Labeled region entries:
_____
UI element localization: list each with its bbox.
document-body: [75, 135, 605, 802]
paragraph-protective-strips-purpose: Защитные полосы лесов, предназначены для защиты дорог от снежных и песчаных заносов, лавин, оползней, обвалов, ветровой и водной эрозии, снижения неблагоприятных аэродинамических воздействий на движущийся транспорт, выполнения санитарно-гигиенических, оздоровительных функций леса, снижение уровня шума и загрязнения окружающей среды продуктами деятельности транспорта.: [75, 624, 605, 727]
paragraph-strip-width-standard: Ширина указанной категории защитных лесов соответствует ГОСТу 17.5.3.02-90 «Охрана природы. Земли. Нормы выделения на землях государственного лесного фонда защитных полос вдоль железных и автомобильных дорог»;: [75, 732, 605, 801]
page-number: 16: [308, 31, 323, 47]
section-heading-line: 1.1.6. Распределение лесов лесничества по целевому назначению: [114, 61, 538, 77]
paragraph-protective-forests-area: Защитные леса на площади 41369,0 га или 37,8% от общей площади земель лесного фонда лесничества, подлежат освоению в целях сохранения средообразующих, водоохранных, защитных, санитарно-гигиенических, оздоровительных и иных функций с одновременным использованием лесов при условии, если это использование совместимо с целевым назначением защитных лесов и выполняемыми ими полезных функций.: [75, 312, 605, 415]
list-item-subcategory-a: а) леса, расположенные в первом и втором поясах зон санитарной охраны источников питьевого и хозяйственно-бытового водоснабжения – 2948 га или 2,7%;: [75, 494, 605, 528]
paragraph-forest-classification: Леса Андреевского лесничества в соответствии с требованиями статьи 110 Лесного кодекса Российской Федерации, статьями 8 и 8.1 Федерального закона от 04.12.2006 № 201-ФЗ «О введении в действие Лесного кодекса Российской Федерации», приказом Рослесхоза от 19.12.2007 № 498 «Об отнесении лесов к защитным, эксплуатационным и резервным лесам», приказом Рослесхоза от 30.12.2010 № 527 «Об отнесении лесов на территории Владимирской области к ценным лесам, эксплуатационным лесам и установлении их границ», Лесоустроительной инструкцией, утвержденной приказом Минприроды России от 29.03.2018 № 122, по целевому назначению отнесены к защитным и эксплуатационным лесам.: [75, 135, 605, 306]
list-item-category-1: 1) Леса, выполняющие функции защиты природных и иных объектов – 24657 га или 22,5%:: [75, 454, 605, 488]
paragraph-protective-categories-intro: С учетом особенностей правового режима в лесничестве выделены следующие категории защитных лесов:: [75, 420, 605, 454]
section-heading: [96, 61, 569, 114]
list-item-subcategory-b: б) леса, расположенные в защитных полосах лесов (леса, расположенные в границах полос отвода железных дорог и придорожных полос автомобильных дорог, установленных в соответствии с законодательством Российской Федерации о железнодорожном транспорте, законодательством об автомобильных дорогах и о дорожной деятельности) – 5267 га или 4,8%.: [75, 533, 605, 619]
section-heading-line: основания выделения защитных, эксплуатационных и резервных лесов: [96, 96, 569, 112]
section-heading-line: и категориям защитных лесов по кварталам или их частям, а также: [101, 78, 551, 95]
_____
### Task directions
Reproduce all of the rows above word for word, leaving each one unaltered.

### Response to the exercise
UI element localization: list each with its bbox.
document-body: [75, 135, 605, 802]
paragraph-protective-strips-purpose: Защитные полосы лесов, предназначены для защиты дорог от снежных и песчаных заносов, лавин, оползней, обвалов, ветровой и водной эрозии, снижения неблагоприятных аэродинамических воздействий на движущийся транспорт, выполнения санитарно-гигиенических, оздоровительных функций леса, снижение уровня шума и загрязнения окружающей среды продуктами деятельности транспорта.: [75, 624, 605, 727]
paragraph-strip-width-standard: Ширина указанной категории защитных лесов соответствует ГОСТу 17.5.3.02-90 «Охрана природы. Земли. Нормы выделения на землях государственного лесного фонда защитных полос вдоль железных и автомобильных дорог»;: [75, 732, 605, 801]
page-number: 16: [308, 31, 323, 47]
section-heading-line: 1.1.6. Распределение лесов лесничества по целевому назначению: [114, 61, 538, 77]
paragraph-protective-forests-area: Защитные леса на площади 41369,0 га или 37,8% от общей площади земель лесного фонда лесничества, подлежат освоению в целях сохранения средообразующих, водоохранных, защитных, санитарно-гигиенических, оздоровительных и иных функций с одновременным использованием лесов при условии, если это использование совместимо с целевым назначением защитных лесов и выполняемыми ими полезных функций.: [75, 312, 605, 415]
list-item-subcategory-a: а) леса, расположенные в первом и втором поясах зон санитарной охраны источников питьевого и хозяйственно-бытового водоснабжения – 2948 га или 2,7%;: [75, 494, 605, 528]
paragraph-forest-classification: Леса Андреевского лесничества в соответствии с требованиями статьи 110 Лесного кодекса Российской Федерации, статьями 8 и 8.1 Федерального закона от 04.12.2006 № 201-ФЗ «О введении в действие Лесного кодекса Российской Федерации», приказом Рослесхоза от 19.12.2007 № 498 «Об отнесении лесов к защитным, эксплуатационным и резервным лесам», приказом Рослесхоза от 30.12.2010 № 527 «Об отнесении лесов на территории Владимирской области к ценным лесам, эксплуатационным лесам и установлении их границ», Лесоустроительной инструкцией, утвержденной приказом Минприроды России от 29.03.2018 № 122, по целевому назначению отнесены к защитным и эксплуатационным лесам.: [75, 135, 605, 306]
list-item-category-1: 1) Леса, выполняющие функции защиты природных и иных объектов – 24657 га или 22,5%:: [75, 454, 605, 488]
paragraph-protective-categories-intro: С учетом особенностей правового режима в лесничестве выделены следующие категории защитных лесов:: [75, 420, 605, 454]
section-heading: [96, 61, 569, 114]
list-item-subcategory-b: б) леса, расположенные в защитных полосах лесов (леса, расположенные в границах полос отвода железных дорог и придорожных полос автомобильных дорог, установленных в соответствии с законодательством Российской Федерации о железнодорожном транспорте, законодательством об автомобильных дорогах и о дорожной деятельности) – 5267 га или 4,8%.: [75, 533, 605, 619]
section-heading-line: основания выделения защитных, эксплуатационных и резервных лесов: [96, 96, 569, 112]
section-heading-line: и категориям защитных лесов по кварталам или их частям, а также: [101, 78, 551, 95]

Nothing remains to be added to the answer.